## WHAT TO DO
Write out the entire listing below exactly as it appears, minus any pictures.

## GIVEN ENTRIES
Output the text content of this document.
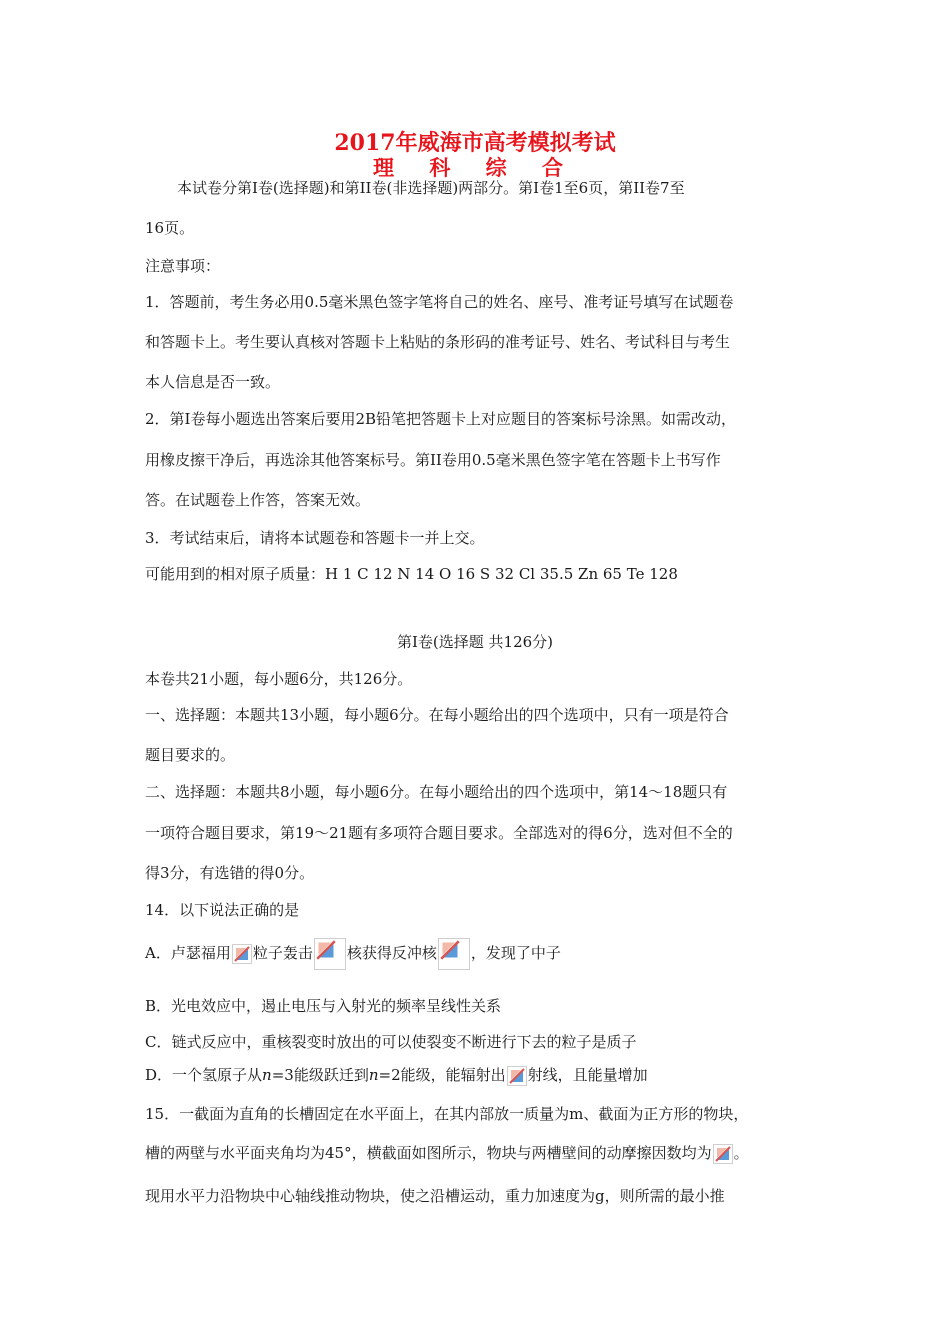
2017年威海市高考模拟考试
理 科 综 合
本试卷分第Ⅰ卷(选择题)和第II卷(非选择题)两部分。第Ⅰ卷1至6页，第II卷7至
16页。
注意事项：
1．答题前，考生务必用0.5毫米黑色签字笔将自己的姓名、座号、准考证号填写在试题卷
和答题卡上。考生要认真核对答题卡上粘贴的条形码的准考证号、姓名、考试科目与考生
本人信息是否一致。
2．第Ⅰ卷每小题选出答案后要用2B铅笔把答题卡上对应题目的答案标号涂黑。如需改动，
用橡皮擦干净后，再选涂其他答案标号。第II卷用0.5毫米黑色签字笔在答题卡上书写作
答。在试题卷上作答，答案无效。
3．考试结束后，请将本试题卷和答题卡一并上交。
可能用到的相对原子质量：H 1 C 12 N 14 O 16 S 32 Cl 35.5 Zn 65 Te 128
第Ⅰ卷(选择题 共126分)
本卷共21小题，每小题6分，共126分。
一、选择题：本题共13小题，每小题6分。在每小题给出的四个选项中，只有一项是符合
题目要求的。
二、选择题：本题共8小题，每小题6分。在每小题给出的四个选项中，第14～18题只有
一项符合题目要求，第19～21题有多项符合题目要求。全部选对的得6分，选对但不全的
得3分，有选错的得0分。
14．以下说法正确的是
A．卢瑟福用 粒子轰击 核获得反冲核 ，发现了中子
B．光电效应中，遏止电压与入射光的频率呈线性关系
C．链式反应中，重核裂变时放出的可以使裂变不断进行下去的粒子是质子
D．一个氢原子从n=3能级跃迁到n=2能级，能辐射出 射线，且能量增加
15．一截面为直角的长槽固定在水平面上，在其内部放一质量为m、截面为正方形的物块，
槽的两壁与水平面夹角均为45°，横截面如图所示，物块与两槽壁间的动摩擦因数均为 。
现用水平力沿物块中心轴线推动物块，使之沿槽运动，重力加速度为g，则所需的最小推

## FINISHED TASK
Output the text content of this document.
2017年威海市高考模拟考试
理 科 综 合
本试卷分第Ⅰ卷(选择题)和第II卷(非选择题)两部分。第Ⅰ卷1至6页，第II卷7至
16页。
注意事项：
1．答题前，考生务必用0.5毫米黑色签字笔将自己的姓名、座号、准考证号填写在试题卷
和答题卡上。考生要认真核对答题卡上粘贴的条形码的准考证号、姓名、考试科目与考生
本人信息是否一致。
2．第Ⅰ卷每小题选出答案后要用2B铅笔把答题卡上对应题目的答案标号涂黑。如需改动，
用橡皮擦干净后，再选涂其他答案标号。第II卷用0.5毫米黑色签字笔在答题卡上书写作
答。在试题卷上作答，答案无效。
3．考试结束后，请将本试题卷和答题卡一并上交。
可能用到的相对原子质量：H 1 C 12 N 14 O 16 S 32 Cl 35.5 Zn 65 Te 128
第Ⅰ卷(选择题 共126分)
本卷共21小题，每小题6分，共126分。
一、选择题：本题共13小题，每小题6分。在每小题给出的四个选项中，只有一项是符合
题目要求的。
二、选择题：本题共8小题，每小题6分。在每小题给出的四个选项中，第14～18题只有
一项符合题目要求，第19～21题有多项符合题目要求。全部选对的得6分，选对但不全的
得3分，有选错的得0分。
14．以下说法正确的是
A．卢瑟福用 粒子轰击 核获得反冲核 ，发现了中子
B．光电效应中，遏止电压与入射光的频率呈线性关系
C．链式反应中，重核裂变时放出的可以使裂变不断进行下去的粒子是质子
D．一个氢原子从n=3能级跃迁到n=2能级，能辐射出 射线，且能量增加
15．一截面为直角的长槽固定在水平面上，在其内部放一质量为m、截面为正方形的物块，
槽的两壁与水平面夹角均为45°，横截面如图所示，物块与两槽壁间的动摩擦因数均为 。
现用水平力沿物块中心轴线推动物块，使之沿槽运动，重力加速度为g，则所需的最小推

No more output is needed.